**PROBLEM DESCRIPTION**. All of the material should be reproduced exactly, with pictures left out.

_ _ _ _

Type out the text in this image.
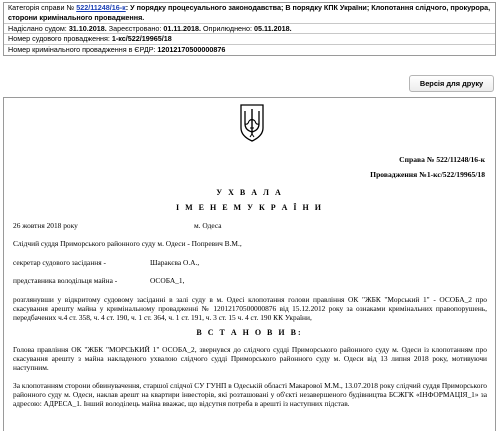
Категорія справи № 522/11248/16-к: У порядку процесуального законодавства; В порядку КПК України; Клопотання слідчого, прокурора, сторони кримінального провадження.
Надіслано судом: 31.10.2018. Зареєстровано: 01.11.2018. Оприлюднено: 05.11.2018.
Номер судового провадження: 1-кс/522/19965/18
Номер кримінального провадження в ЄРДР: 12012170500000876
Версія для друку
Справа № 522/11248/16-к
Провадження №1-кс/522/19965/18
У Х В А Л А
І М Е Н Е М У К Р А Ї Н И
26 жовтня 2018 року	м. Одеса
Слідчий суддя Приморського районного суду м. Одеси - Попревич В.М.,
секретар судового засідання -	Шаракєва О.А.,
представника володільця майна -	ОСОБА_1,
розглянувши у відкритому судовому засіданні в залі суду в м. Одесі клопотання голови правління ОК "ЖБК "Морський 1" - ОСОБА_2 про скасування арешту майна у кримінальному провадженні № 12012170500000876 від 15.12.2012 року за ознаками кримінальних правопорушень, передбачених ч.4 ст. 358, ч. 4 ст. 190, ч. 1 ст. 364, ч. 1 ст. 191, ч. 3 ст. 15 ч. 4 ст. 190 КК України,
В С Т А Н О В И В:
Голова правління ОК "ЖБК "МОРСЬКИЙ 1" ОСОБА_2, звернувся до слідчого судді Приморського районного суду м. Одеси із клопотанням про скасування арешту з майна накладеного ухвалою слідчого судді Приморського районного суду м. Одеси від 13 липня 2018 року, мотивуючи наступним.
За клопотанням сторони обвинувачення, старшої слідчої СУ ГУНП в Одеській області Макарової М.М., 13.07.2018 року слідчий суддя Приморського районного суду м. Одеси, наклав арешт на квартири інвесторів, які розташовані у об'єкті незавершеного будівництва БСЖГК «ІНФОРМАЦІЯ_1» за адресою: АДРЕСА_1. Інший володілець майна вважає, що відсутня потреба в арешті із наступних підстав.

_ _ _ _

**WORKED SOLUTION**.
Type out the text in this image.
Категорія справи № 522/11248/16-к: У порядку процесуального законодавства; В порядку КПК України; Клопотання слідчого, прокурора, сторони кримінального провадження.
Надіслано судом: 31.10.2018. Зареєстровано: 01.11.2018. Оприлюднено: 05.11.2018.
Номер судового провадження: 1-кс/522/19965/18
Номер кримінального провадження в ЄРДР: 12012170500000876
Версія для друку
Справа № 522/11248/16-к
Провадження №1-кс/522/19965/18
У Х В А Л А
І М Е Н Е М У К Р А Ї Н И
26 жовтня 2018 року	м. Одеса
Слідчий суддя Приморського районного суду м. Одеси - Попревич В.М.,
секретар судового засідання -	Шаракєва О.А.,
представника володільця майна -	ОСОБА_1,
розглянувши у відкритому судовому засіданні в залі суду в м. Одесі клопотання голови правління ОК "ЖБК "Морський 1" - ОСОБА_2 про скасування арешту майна у кримінальному провадженні № 12012170500000876 від 15.12.2012 року за ознаками кримінальних правопорушень, передбачених ч.4 ст. 358, ч. 4 ст. 190, ч. 1 ст. 364, ч. 1 ст. 191, ч. 3 ст. 15 ч. 4 ст. 190 КК України,
В С Т А Н О В И В:
Голова правління ОК "ЖБК "МОРСЬКИЙ 1" ОСОБА_2, звернувся до слідчого судді Приморського районного суду м. Одеси із клопотанням про скасування арешту з майна накладеного ухвалою слідчого судді Приморського районного суду м. Одеси від 13 липня 2018 року, мотивуючи наступним.
За клопотанням сторони обвинувачення, старшої слідчої СУ ГУНП в Одеській області Макарової М.М., 13.07.2018 року слідчий суддя Приморського районного суду м. Одеси, наклав арешт на квартири інвесторів, які розташовані у об'єкті незавершеного будівництва БСЖГК «ІНФОРМАЦІЯ_1» за адресою: АДРЕСА_1. Інший володілець майна вважає, що відсутня потреба в арешті із наступних підстав.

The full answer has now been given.